#### Challenge
Assemble all lines in which the string "Гистологиялық" appears.

§

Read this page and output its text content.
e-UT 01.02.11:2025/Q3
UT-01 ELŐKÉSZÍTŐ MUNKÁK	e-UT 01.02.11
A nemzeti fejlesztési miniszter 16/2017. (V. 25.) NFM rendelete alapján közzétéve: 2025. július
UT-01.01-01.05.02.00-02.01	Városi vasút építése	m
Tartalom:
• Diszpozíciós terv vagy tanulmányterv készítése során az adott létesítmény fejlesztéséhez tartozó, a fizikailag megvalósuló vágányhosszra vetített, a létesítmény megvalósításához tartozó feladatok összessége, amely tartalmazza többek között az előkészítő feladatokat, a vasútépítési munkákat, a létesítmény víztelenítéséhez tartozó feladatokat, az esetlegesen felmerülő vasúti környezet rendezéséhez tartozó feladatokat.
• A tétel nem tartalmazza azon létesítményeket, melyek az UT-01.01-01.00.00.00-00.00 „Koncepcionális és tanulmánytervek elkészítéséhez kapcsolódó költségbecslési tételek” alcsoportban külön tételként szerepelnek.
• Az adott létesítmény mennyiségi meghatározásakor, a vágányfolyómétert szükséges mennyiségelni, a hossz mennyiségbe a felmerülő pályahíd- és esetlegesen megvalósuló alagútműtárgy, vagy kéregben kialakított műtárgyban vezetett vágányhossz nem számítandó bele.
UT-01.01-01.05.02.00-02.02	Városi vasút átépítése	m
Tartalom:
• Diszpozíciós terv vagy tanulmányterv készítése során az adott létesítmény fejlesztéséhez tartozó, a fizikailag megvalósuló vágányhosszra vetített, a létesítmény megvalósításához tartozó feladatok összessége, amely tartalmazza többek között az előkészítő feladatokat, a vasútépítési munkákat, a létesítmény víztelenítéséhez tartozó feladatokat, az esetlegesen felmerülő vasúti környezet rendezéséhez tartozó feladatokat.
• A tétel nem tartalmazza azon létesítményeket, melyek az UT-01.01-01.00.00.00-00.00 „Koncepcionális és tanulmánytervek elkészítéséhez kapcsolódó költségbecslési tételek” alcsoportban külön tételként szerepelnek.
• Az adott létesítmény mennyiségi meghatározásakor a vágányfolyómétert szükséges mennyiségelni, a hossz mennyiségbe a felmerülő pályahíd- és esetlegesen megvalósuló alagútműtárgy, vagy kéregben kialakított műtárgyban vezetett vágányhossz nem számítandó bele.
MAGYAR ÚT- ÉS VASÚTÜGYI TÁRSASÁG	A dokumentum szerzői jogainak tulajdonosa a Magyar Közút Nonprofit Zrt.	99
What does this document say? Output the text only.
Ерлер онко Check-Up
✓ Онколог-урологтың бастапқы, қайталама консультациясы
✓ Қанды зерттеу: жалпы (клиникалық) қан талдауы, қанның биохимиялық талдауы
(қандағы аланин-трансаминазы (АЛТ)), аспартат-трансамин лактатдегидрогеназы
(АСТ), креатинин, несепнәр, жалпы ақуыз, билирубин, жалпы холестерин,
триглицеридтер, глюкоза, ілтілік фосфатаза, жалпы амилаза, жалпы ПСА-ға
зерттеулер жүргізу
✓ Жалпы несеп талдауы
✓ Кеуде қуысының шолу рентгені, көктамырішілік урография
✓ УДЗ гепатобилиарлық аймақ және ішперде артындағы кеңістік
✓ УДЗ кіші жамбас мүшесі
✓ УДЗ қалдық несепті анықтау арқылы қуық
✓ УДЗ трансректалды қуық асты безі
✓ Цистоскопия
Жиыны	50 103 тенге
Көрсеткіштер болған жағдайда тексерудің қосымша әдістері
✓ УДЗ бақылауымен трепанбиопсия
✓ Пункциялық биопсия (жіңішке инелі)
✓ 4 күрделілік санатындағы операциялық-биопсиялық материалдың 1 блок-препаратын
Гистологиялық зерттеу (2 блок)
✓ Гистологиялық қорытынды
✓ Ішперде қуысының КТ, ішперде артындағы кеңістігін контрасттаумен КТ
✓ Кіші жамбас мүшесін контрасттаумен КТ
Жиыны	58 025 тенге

§

#### Completed exercise
Гистологиялық зерттеу (2 блок)
✓ Гистологиялық қорытынды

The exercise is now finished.